▶ [Data extract]
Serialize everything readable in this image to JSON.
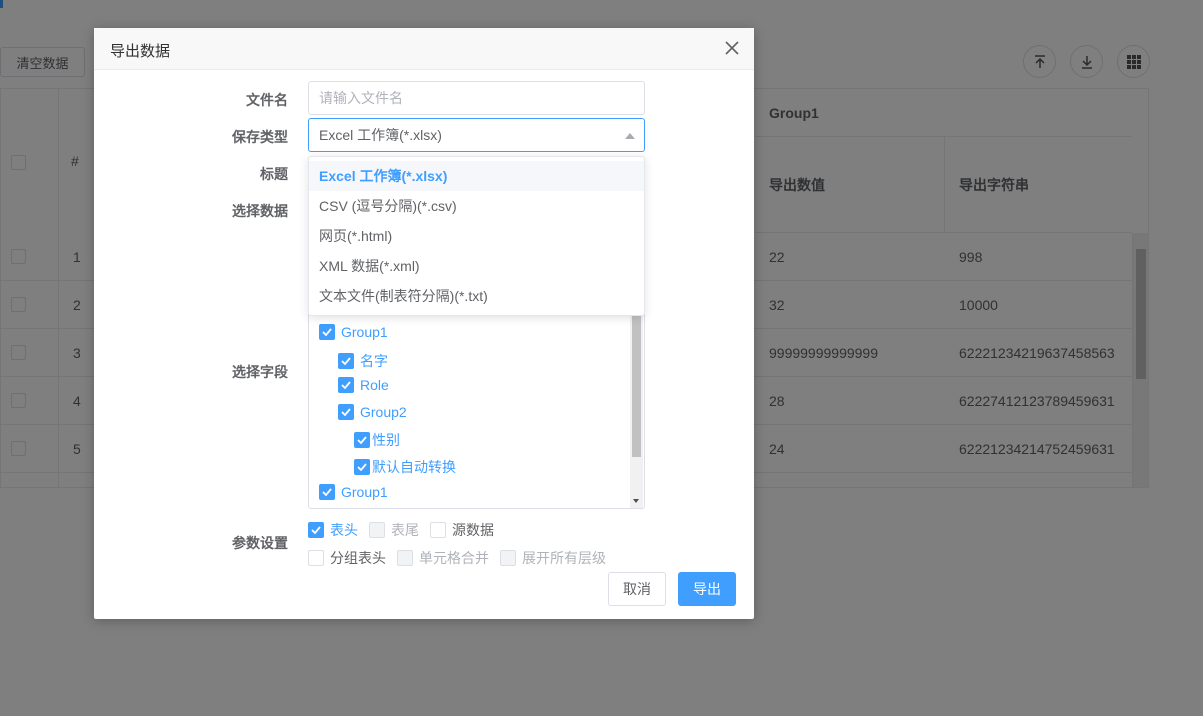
{
  "background": {
    "clear_button": "清空数据",
    "header_group": "Group1",
    "header_cols": [
      "导出数值",
      "导出字符串"
    ],
    "num_header": "#",
    "rows": [
      {
        "num": "1",
        "value": "22",
        "string": "998"
      },
      {
        "num": "2",
        "value": "32",
        "string": "10000"
      },
      {
        "num": "3",
        "value": "99999999999999",
        "string": "62221234219637458563"
      },
      {
        "num": "4",
        "value": "28",
        "string": "62227412123789459631"
      },
      {
        "num": "5",
        "value": "24",
        "string": "62221234214752459631"
      }
    ],
    "toolbar_icons": [
      "import-icon",
      "download-icon",
      "grid-icon"
    ]
  },
  "dialog": {
    "title": "导出数据",
    "labels": {
      "filename": "文件名",
      "save_type": "保存类型",
      "title": "标题",
      "select_data": "选择数据",
      "select_fields": "选择字段",
      "params": "参数设置"
    },
    "filename_placeholder": "请输入文件名",
    "save_type_value": "Excel 工作簿(*.xlsx)",
    "save_type_options": [
      "Excel 工作簿(*.xlsx)",
      "CSV (逗号分隔)(*.csv)",
      "网页(*.html)",
      "XML 数据(*.xml)",
      "文本文件(制表符分隔)(*.txt)"
    ],
    "fields": [
      {
        "label": "Group1",
        "checked": true
      },
      {
        "label": "名字",
        "checked": true
      },
      {
        "label": "Role",
        "checked": true
      },
      {
        "label": "Group2",
        "checked": true
      },
      {
        "label": "性别",
        "checked": true
      },
      {
        "label": "默认自动转换",
        "checked": true
      },
      {
        "label": "Group1",
        "checked": true
      }
    ],
    "params": {
      "header": {
        "label": "表头",
        "state": "checked"
      },
      "footer": {
        "label": "表尾",
        "state": "disabled"
      },
      "source": {
        "label": "源数据",
        "state": "unchecked"
      },
      "group_header": {
        "label": "分组表头",
        "state": "unchecked"
      },
      "merge_cells": {
        "label": "单元格合并",
        "state": "disabled"
      },
      "expand_all": {
        "label": "展开所有层级",
        "state": "disabled"
      }
    },
    "cancel_label": "取消",
    "export_label": "导出"
  },
  "colors": {
    "accent": "#409eff",
    "overlay": "rgba(0,0,0,0.5)"
  }
}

▶ [What this task involves]
Excluding the pictures, reproduce every entry exactly as given.

▶ [Response to this task]
Serialize everything readable in this image to JSON.
{
  "background": {
    "clear_button": "清空数据",
    "header_group": "Group1",
    "header_cols": [
      "导出数值",
      "导出字符串"
    ],
    "num_header": "#",
    "rows": [
      {
        "num": "1",
        "value": "22",
        "string": "998"
      },
      {
        "num": "2",
        "value": "32",
        "string": "10000"
      },
      {
        "num": "3",
        "value": "99999999999999",
        "string": "62221234219637458563"
      },
      {
        "num": "4",
        "value": "28",
        "string": "62227412123789459631"
      },
      {
        "num": "5",
        "value": "24",
        "string": "62221234214752459631"
      }
    ],
    "toolbar_icons": [
      "import-icon",
      "download-icon",
      "grid-icon"
    ]
  },
  "dialog": {
    "title": "导出数据",
    "labels": {
      "filename": "文件名",
      "save_type": "保存类型",
      "title": "标题",
      "select_data": "选择数据",
      "select_fields": "选择字段",
      "params": "参数设置"
    },
    "filename_placeholder": "请输入文件名",
    "save_type_value": "Excel 工作簿(*.xlsx)",
    "save_type_options": [
      "Excel 工作簿(*.xlsx)",
      "CSV (逗号分隔)(*.csv)",
      "网页(*.html)",
      "XML 数据(*.xml)",
      "文本文件(制表符分隔)(*.txt)"
    ],
    "fields": [
      {
        "label": "Group1",
        "checked": true
      },
      {
        "label": "名字",
        "checked": true
      },
      {
        "label": "Role",
        "checked": true
      },
      {
        "label": "Group2",
        "checked": true
      },
      {
        "label": "性别",
        "checked": true
      },
      {
        "label": "默认自动转换",
        "checked": true
      },
      {
        "label": "Group1",
        "checked": true
      }
    ],
    "params": {
      "header": {
        "label": "表头",
        "state": "checked"
      },
      "footer": {
        "label": "表尾",
        "state": "disabled"
      },
      "source": {
        "label": "源数据",
        "state": "unchecked"
      },
      "group_header": {
        "label": "分组表头",
        "state": "unchecked"
      },
      "merge_cells": {
        "label": "单元格合并",
        "state": "disabled"
      },
      "expand_all": {
        "label": "展开所有层级",
        "state": "disabled"
      }
    },
    "cancel_label": "取消",
    "export_label": "导出"
  },
  "colors": {
    "accent": "#409eff",
    "overlay": "rgba(0,0,0,0.5)"
  }
}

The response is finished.